RECORDS SUPPLIED
# # # # # # #

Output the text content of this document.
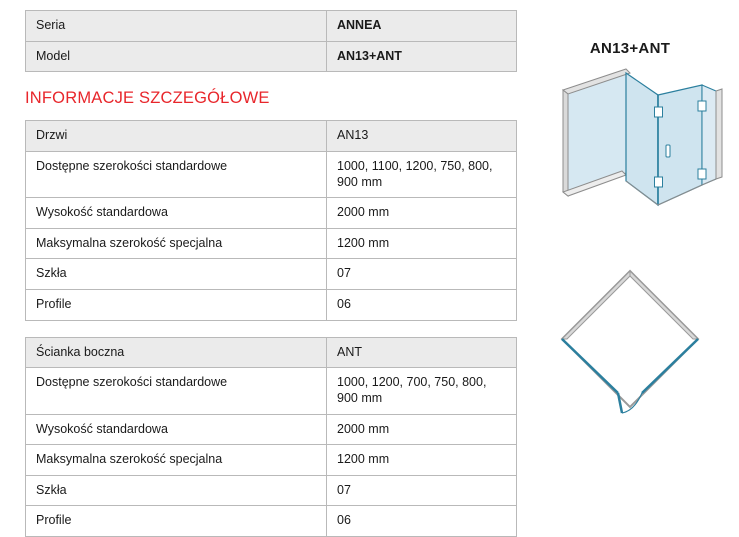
Seria	ANNEA
Model	AN13+ANT
INFORMACJE SZCZEGÓŁOWE
Drzwi	AN13
Dostępne szerokości standardowe	1000, 1100, 1200, 750, 800, 900 mm
Wysokość standardowa	2000 mm
Maksymalna szerokość specjalna	1200 mm
Szkła	07
Profile	06
Ścianka boczna	ANT
Dostępne szerokości standardowe	1000, 1200, 700, 750, 800, 900 mm
Wysokość standardowa	2000 mm
Maksymalna szerokość specjalna	1200 mm
Szkła	07
Profile	06
AN13+ANT
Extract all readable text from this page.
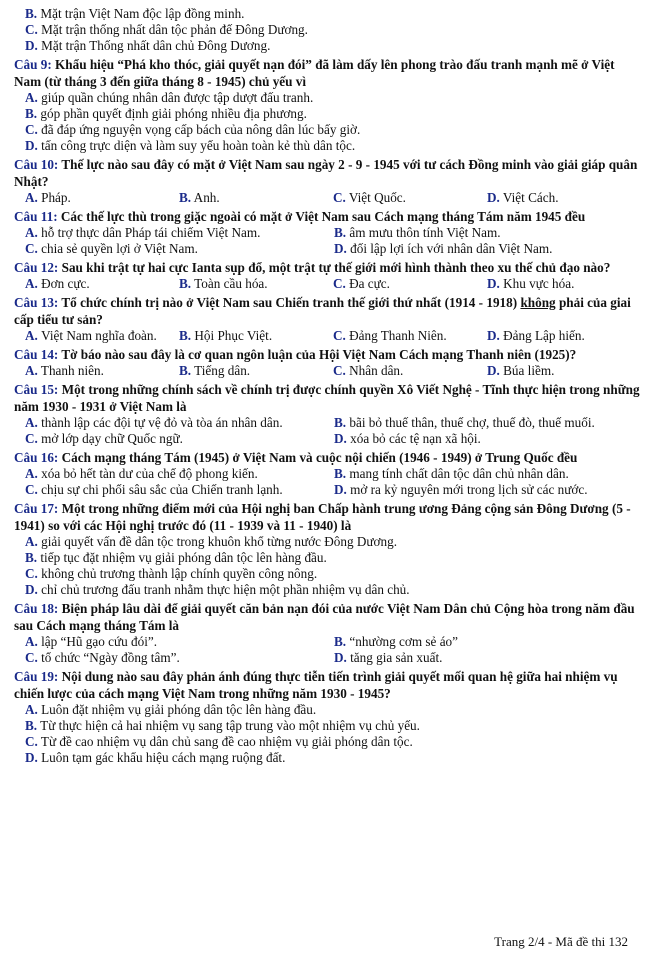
B. Mặt trận Việt Nam độc lập đồng minh.
C. Mặt trận thống nhất dân tộc phản đế Đông Dương.
D. Mặt trận Thống nhất dân chủ Đông Dương.
Câu 9: Khẩu hiệu “Phá kho thóc, giải quyết nạn đói” đã làm dấy lên phong trào đấu tranh mạnh mẽ ở Việt Nam (từ tháng 3 đến giữa tháng 8 - 1945) chủ yếu vì
A. giúp quần chúng nhân dân được tập dượt đấu tranh.
B. góp phần quyết định giải phóng nhiều địa phương.
C. đã đáp ứng nguyện vọng cấp bách của nông dân lúc bấy giờ.
D. tấn công trực diện và làm suy yếu hoàn toàn kẻ thù dân tộc.
Câu 10: Thế lực nào sau đây có mặt ở Việt Nam sau ngày 2 - 9 - 1945 với tư cách Đồng minh vào giải giáp quân Nhật?
A. Pháp.	B. Anh.	C. Việt Quốc.	D. Việt Cách.
Câu 11: Các thế lực thù trong giặc ngoài có mặt ở Việt Nam sau Cách mạng tháng Tám năm 1945 đều
A. hỗ trợ thực dân Pháp tái chiếm Việt Nam.	B. âm mưu thôn tính Việt Nam.
C. chia sẻ quyền lợi ở Việt Nam.	D. đối lập lợi ích với nhân dân Việt Nam.
Câu 12: Sau khi trật tự hai cực Ianta sụp đổ, một trật tự thế giới mới hình thành theo xu thế chủ đạo nào?
A. Đơn cực.	B. Toàn cầu hóa.	C. Đa cực.	D. Khu vực hóa.
Câu 13: Tổ chức chính trị nào ở Việt Nam sau Chiến tranh thế giới thứ nhất (1914 - 1918) không phải của giai cấp tiểu tư sản?
A. Việt Nam nghĩa đoàn.	B. Hội Phục Việt.	C. Đảng Thanh Niên.	D. Đảng Lập hiến.
Câu 14: Tờ báo nào sau đây là cơ quan ngôn luận của Hội Việt Nam Cách mạng Thanh niên (1925)?
A. Thanh niên.	B. Tiếng dân.	C. Nhân dân.	D. Búa liềm.
Câu 15: Một trong những chính sách về chính trị được chính quyền Xô Viết Nghệ - Tĩnh thực hiện trong những năm 1930 - 1931 ở Việt Nam là
A. thành lập các đội tự vệ đỏ và tòa án nhân dân.	B. bãi bỏ thuế thân, thuế chợ, thuế đò, thuế muối.
C. mở lớp dạy chữ Quốc ngữ.	D. xóa bỏ các tệ nạn xã hội.
Câu 16: Cách mạng tháng Tám (1945) ở Việt Nam và cuộc nội chiến (1946 - 1949) ở Trung Quốc đều
A. xóa bỏ hết tàn dư của chế độ phong kiến.	B. mang tính chất dân tộc dân chủ nhân dân.
C. chịu sự chi phối sâu sắc của Chiến tranh lạnh.	D. mở ra kỷ nguyên mới trong lịch sử các nước.
Câu 17: Một trong những điểm mới của Hội nghị ban Chấp hành trung ương Đảng cộng sản Đông Dương (5 - 1941) so với các Hội nghị trước đó (11 - 1939 và 11 - 1940) là
A. giải quyết vấn đề dân tộc trong khuôn khổ từng nước Đông Dương.
B. tiếp tục đặt nhiệm vụ giải phóng dân tộc lên hàng đầu.
C. không chủ trương thành lập chính quyền công nông.
D. chỉ chủ trương đấu tranh nhằm thực hiện một phần nhiệm vụ dân chủ.
Câu 18: Biện pháp lâu dài để giải quyết căn bản nạn đói của nước Việt Nam Dân chủ Cộng hòa trong năm đầu sau Cách mạng tháng Tám là
A. lập “Hũ gạo cứu đói”.	B. “nhường cơm sẻ áo”
C. tổ chức “Ngày đồng tâm”.	D. tăng gia sản xuất.
Câu 19: Nội dung nào sau đây phản ánh đúng thực tiễn tiến trình giải quyết mối quan hệ giữa hai nhiệm vụ chiến lược của cách mạng Việt Nam trong những năm 1930 - 1945?
A. Luôn đặt nhiệm vụ giải phóng dân tộc lên hàng đầu.
B. Từ thực hiện cả hai nhiệm vụ sang tập trung vào một nhiệm vụ chủ yếu.
C. Từ đề cao nhiệm vụ dân chủ sang đề cao nhiệm vụ giải phóng dân tộc.
D. Luôn tạm gác khẩu hiệu cách mạng ruộng đất.
Trang 2/4 - Mã đề thi 132
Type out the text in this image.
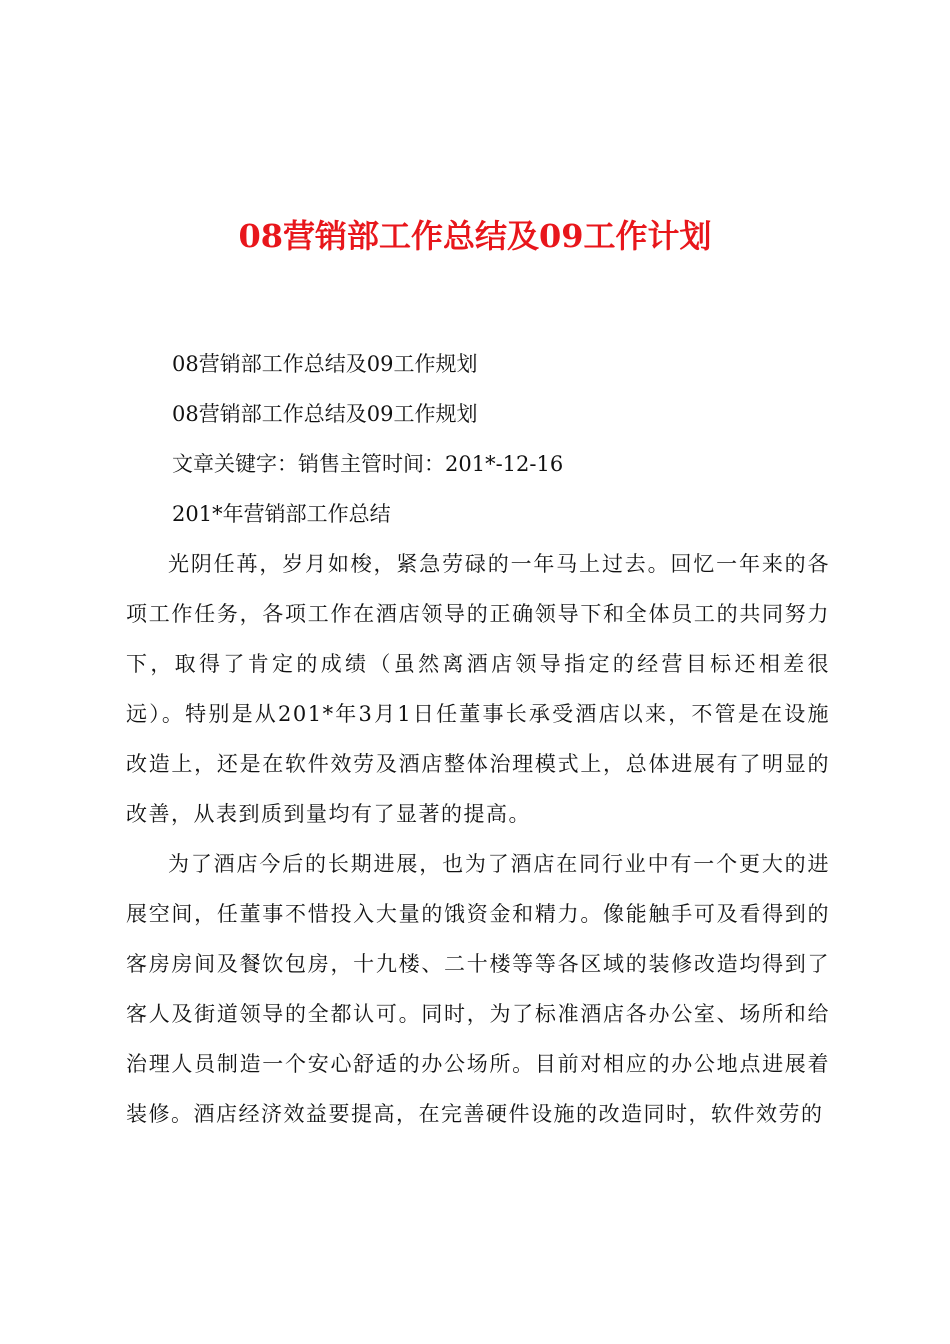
08营销部工作总结及09工作计划

08营销部工作总结及09工作规划

08营销部工作总结及09工作规划

文章关键字：销售主管时间：201*-12-16

201*年营销部工作总结

光阴任苒，岁月如梭，紧急劳碌的一年马上过去。回忆一年来的各项工作任务，各项工作在酒店领导的正确领导下和全体员工的共同努力下，取得了肯定的成绩（虽然离酒店领导指定的经营目标还相差很远）。特别是从201*年3月1日任董事长承受酒店以来，不管是在设施改造上，还是在软件效劳及酒店整体治理模式上，总体进展有了明显的改善，从表到质到量均有了显著的提高。

为了酒店今后的长期进展，也为了酒店在同行业中有一个更大的进展空间，任董事不惜投入大量的饿资金和精力。像能触手可及看得到的客房房间及餐饮包房，十九楼、二十楼等等各区域的装修改造均得到了客人及街道领导的全都认可。同时，为了标准酒店各办公室、场所和给治理人员制造一个安心舒适的办公场所。目前对相应的办公地点进展着装修。酒店经济效益要提高，在完善硬件设施的改造同时，软件效劳的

# # # # # # #

YOUR TASK
Give every line above again exactly, with no pictures.

WRITTEN ANSWER
Output the text content of this document.
Seria	ANNEA
Model	AN13+ANT
INFORMACJE SZCZEGÓŁOWE
Drzwi	AN13
Dostępne szerokości standardowe	1000, 1100, 1200, 750, 800, 900 mm
Wysokość standardowa	2000 mm
Maksymalna szerokość specjalna	1200 mm
Szkła	07
Profile	06
Ścianka boczna	ANT
Dostępne szerokości standardowe	1000, 1200, 700, 750, 800, 900 mm
Wysokość standardowa	2000 mm
Maksymalna szerokość specjalna	1200 mm
Szkła	07
Profile	06
AN13+ANT
Extract all readable text from this page.
B. Mặt trận Việt Nam độc lập đồng minh.
C. Mặt trận thống nhất dân tộc phản đế Đông Dương.
D. Mặt trận Thống nhất dân chủ Đông Dương.
Câu 9: Khẩu hiệu “Phá kho thóc, giải quyết nạn đói” đã làm dấy lên phong trào đấu tranh mạnh mẽ ở Việt Nam (từ tháng 3 đến giữa tháng 8 - 1945) chủ yếu vì
A. giúp quần chúng nhân dân được tập dượt đấu tranh.
B. góp phần quyết định giải phóng nhiều địa phương.
C. đã đáp ứng nguyện vọng cấp bách của nông dân lúc bấy giờ.
D. tấn công trực diện và làm suy yếu hoàn toàn kẻ thù dân tộc.
Câu 10: Thế lực nào sau đây có mặt ở Việt Nam sau ngày 2 - 9 - 1945 với tư cách Đồng minh vào giải giáp quân Nhật?
A. Pháp.	B. Anh.	C. Việt Quốc.	D. Việt Cách.
Câu 11: Các thế lực thù trong giặc ngoài có mặt ở Việt Nam sau Cách mạng tháng Tám năm 1945 đều
A. hỗ trợ thực dân Pháp tái chiếm Việt Nam.	B. âm mưu thôn tính Việt Nam.
C. chia sẻ quyền lợi ở Việt Nam.	D. đối lập lợi ích với nhân dân Việt Nam.
Câu 12: Sau khi trật tự hai cực Ianta sụp đổ, một trật tự thế giới mới hình thành theo xu thế chủ đạo nào?
A. Đơn cực.	B. Toàn cầu hóa.	C. Đa cực.	D. Khu vực hóa.
Câu 13: Tổ chức chính trị nào ở Việt Nam sau Chiến tranh thế giới thứ nhất (1914 - 1918) không phải của giai cấp tiểu tư sản?
A. Việt Nam nghĩa đoàn.	B. Hội Phục Việt.	C. Đảng Thanh Niên.	D. Đảng Lập hiến.
Câu 14: Tờ báo nào sau đây là cơ quan ngôn luận của Hội Việt Nam Cách mạng Thanh niên (1925)?
A. Thanh niên.	B. Tiếng dân.	C. Nhân dân.	D. Búa liềm.
Câu 15: Một trong những chính sách về chính trị được chính quyền Xô Viết Nghệ - Tĩnh thực hiện trong những năm 1930 - 1931 ở Việt Nam là
A. thành lập các đội tự vệ đỏ và tòa án nhân dân.	B. bãi bỏ thuế thân, thuế chợ, thuế đò, thuế muối.
C. mở lớp dạy chữ Quốc ngữ.	D. xóa bỏ các tệ nạn xã hội.
Câu 16: Cách mạng tháng Tám (1945) ở Việt Nam và cuộc nội chiến (1946 - 1949) ở Trung Quốc đều
A. xóa bỏ hết tàn dư của chế độ phong kiến.	B. mang tính chất dân tộc dân chủ nhân dân.
C. chịu sự chi phối sâu sắc của Chiến tranh lạnh.	D. mở ra kỷ nguyên mới trong lịch sử các nước.
Câu 17: Một trong những điểm mới của Hội nghị ban Chấp hành trung ương Đảng cộng sản Đông Dương (5 - 1941) so với các Hội nghị trước đó (11 - 1939 và 11 - 1940) là
A. giải quyết vấn đề dân tộc trong khuôn khổ từng nước Đông Dương.
B. tiếp tục đặt nhiệm vụ giải phóng dân tộc lên hàng đầu.
C. không chủ trương thành lập chính quyền công nông.
D. chỉ chủ trương đấu tranh nhằm thực hiện một phần nhiệm vụ dân chủ.
Câu 18: Biện pháp lâu dài để giải quyết căn bản nạn đói của nước Việt Nam Dân chủ Cộng hòa trong năm đầu sau Cách mạng tháng Tám là
A. lập “Hũ gạo cứu đói”.	B. “nhường cơm sẻ áo”
C. tổ chức “Ngày đồng tâm”.	D. tăng gia sản xuất.
Câu 19: Nội dung nào sau đây phản ánh đúng thực tiễn tiến trình giải quyết mối quan hệ giữa hai nhiệm vụ chiến lược của cách mạng Việt Nam trong những năm 1930 - 1945?
A. Luôn đặt nhiệm vụ giải phóng dân tộc lên hàng đầu.
B. Từ thực hiện cả hai nhiệm vụ sang tập trung vào một nhiệm vụ chủ yếu.
C. Từ đề cao nhiệm vụ dân chủ sang đề cao nhiệm vụ giải phóng dân tộc.
D. Luôn tạm gác khẩu hiệu cách mạng ruộng đất.
Trang 2/4 - Mã đề thi 132
Type out the text in this image.
08营销部工作总结及09工作计划

08营销部工作总结及09工作规划

08营销部工作总结及09工作规划

文章关键字：销售主管时间：201*-12-16

201*年营销部工作总结

光阴任苒，岁月如梭，紧急劳碌的一年马上过去。回忆一年来的各项工作任务，各项工作在酒店领导的正确领导下和全体员工的共同努力下，取得了肯定的成绩（虽然离酒店领导指定的经营目标还相差很远）。特别是从201*年3月1日任董事长承受酒店以来，不管是在设施改造上，还是在软件效劳及酒店整体治理模式上，总体进展有了明显的改善，从表到质到量均有了显著的提高。

为了酒店今后的长期进展，也为了酒店在同行业中有一个更大的进展空间，任董事不惜投入大量的饿资金和精力。像能触手可及看得到的客房房间及餐饮包房，十九楼、二十楼等等各区域的装修改造均得到了客人及街道领导的全都认可。同时，为了标准酒店各办公室、场所和给治理人员制造一个安心舒适的办公场所。目前对相应的办公地点进展着装修。酒店经济效益要提高，在完善硬件设施的改造同时，软件效劳的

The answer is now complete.